---------- Records provided ----------
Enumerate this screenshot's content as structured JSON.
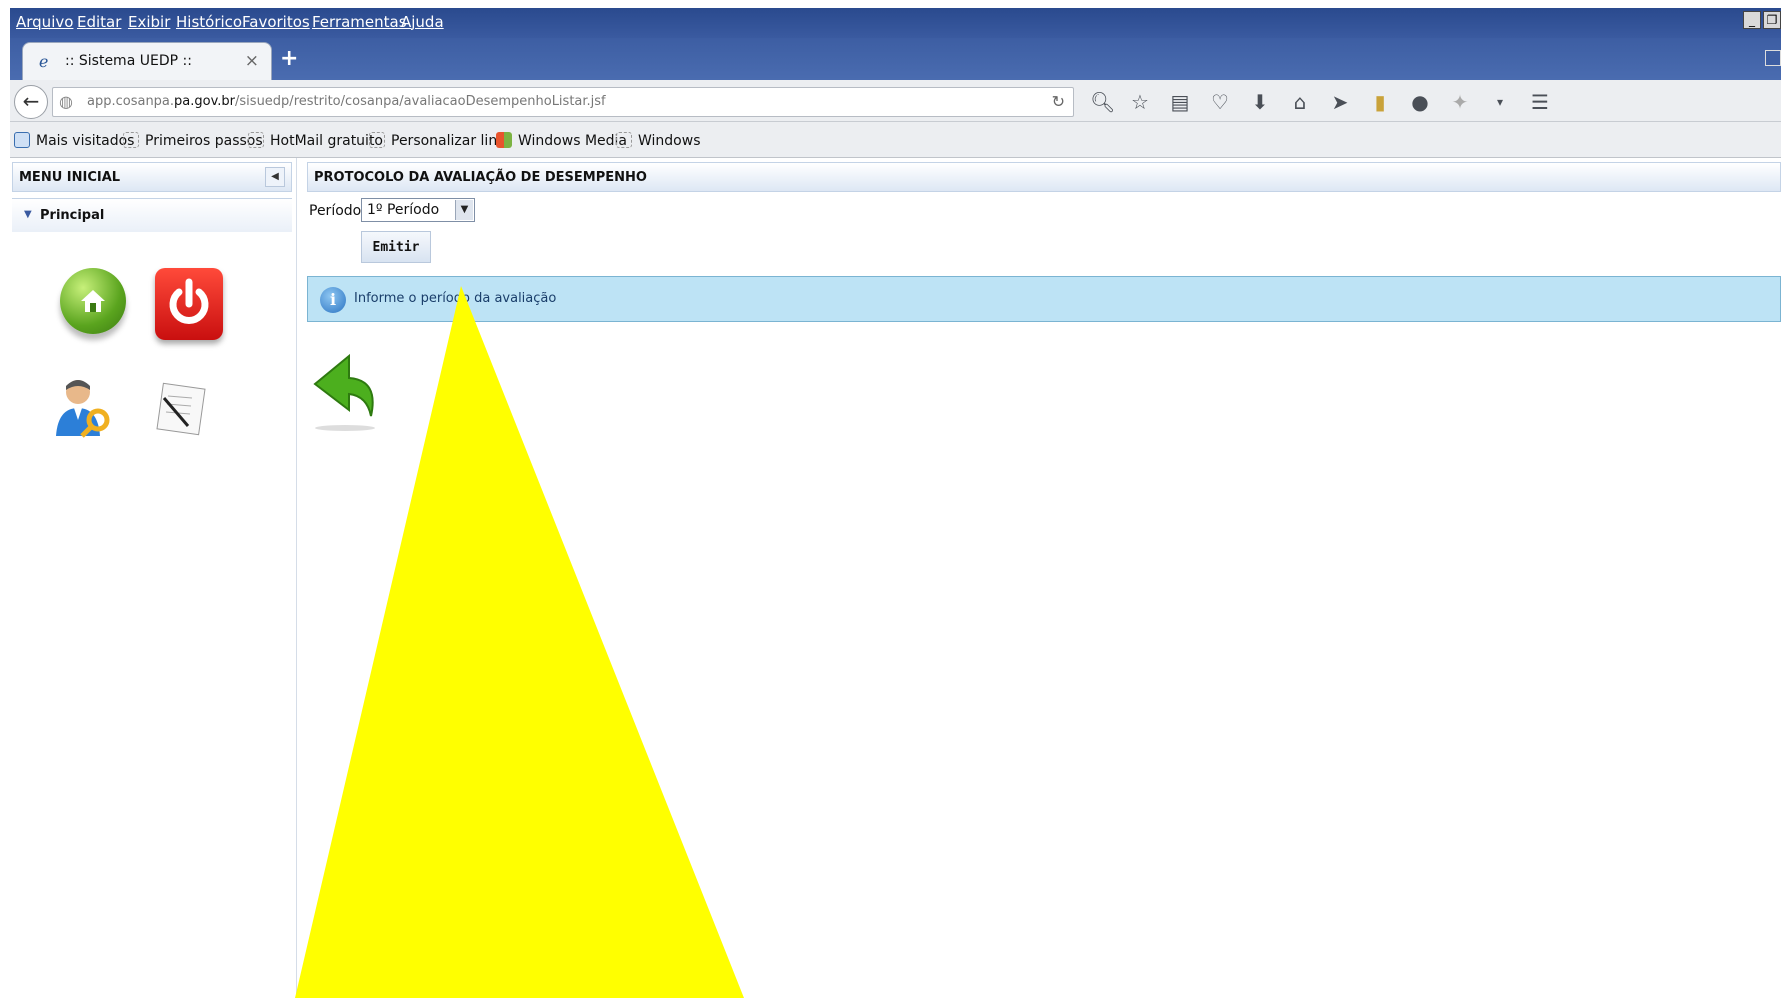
{
  "menubar": {
    "items": [
      "Arquivo",
      "Editar",
      "Exibir",
      "Histórico",
      "Favoritos",
      "Ferramentas",
      "Ajuda"
    ]
  },
  "tab": {
    "title": ":: Sistema UEDP ::",
    "close": "×",
    "new_tab": "+"
  },
  "navbar": {
    "url_prefix": "app.cosanpa.",
    "url_domain": "pa.gov.br",
    "url_path": "/sisuedp/restrito/cosanpa/avaliacaoDesempenhoListar.jsf",
    "icons": [
      "search-dropdown-icon",
      "star-icon",
      "reading-list-icon",
      "pocket-icon",
      "download-icon",
      "home-icon",
      "send-icon",
      "bookmark-icon",
      "chat-icon",
      "addon-icon",
      "overflow-icon",
      "hamburger-menu-icon"
    ]
  },
  "bookmarks": {
    "items": [
      "Mais visitados",
      "Primeiros passos",
      "HotMail gratuito",
      "Personalizar links",
      "Windows Media",
      "Windows"
    ]
  },
  "sidebar": {
    "title": "MENU INICIAL",
    "section": "Principal"
  },
  "main": {
    "title": "PROTOCOLO DA AVALIAÇÃO DE DESEMPENHO",
    "periodo_label": "Período:",
    "periodo_value": "1º Período",
    "emitir_label": "Emitir",
    "info_text": "Informe o período da avaliação"
  },
  "colors": {
    "titlebar": "#2a4a8e",
    "info_bg": "#bde3f5",
    "annotation_yellow": "#ffff00"
  }
}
----------
To do »
Strip out the pictures and quote the remaining data word for word.

Answer for the task »
Enumerate this screenshot's content as structured JSON.
{
  "menubar": {
    "items": [
      "Arquivo",
      "Editar",
      "Exibir",
      "Histórico",
      "Favoritos",
      "Ferramentas",
      "Ajuda"
    ]
  },
  "tab": {
    "title": ":: Sistema UEDP ::",
    "close": "×",
    "new_tab": "+"
  },
  "navbar": {
    "url_prefix": "app.cosanpa.",
    "url_domain": "pa.gov.br",
    "url_path": "/sisuedp/restrito/cosanpa/avaliacaoDesempenhoListar.jsf",
    "icons": [
      "search-dropdown-icon",
      "star-icon",
      "reading-list-icon",
      "pocket-icon",
      "download-icon",
      "home-icon",
      "send-icon",
      "bookmark-icon",
      "chat-icon",
      "addon-icon",
      "overflow-icon",
      "hamburger-menu-icon"
    ]
  },
  "bookmarks": {
    "items": [
      "Mais visitados",
      "Primeiros passos",
      "HotMail gratuito",
      "Personalizar links",
      "Windows Media",
      "Windows"
    ]
  },
  "sidebar": {
    "title": "MENU INICIAL",
    "section": "Principal"
  },
  "main": {
    "title": "PROTOCOLO DA AVALIAÇÃO DE DESEMPENHO",
    "periodo_label": "Período:",
    "periodo_value": "1º Período",
    "emitir_label": "Emitir",
    "info_text": "Informe o período da avaliação"
  },
  "colors": {
    "titlebar": "#2a4a8e",
    "info_bg": "#bde3f5",
    "annotation_yellow": "#ffff00"
  }
}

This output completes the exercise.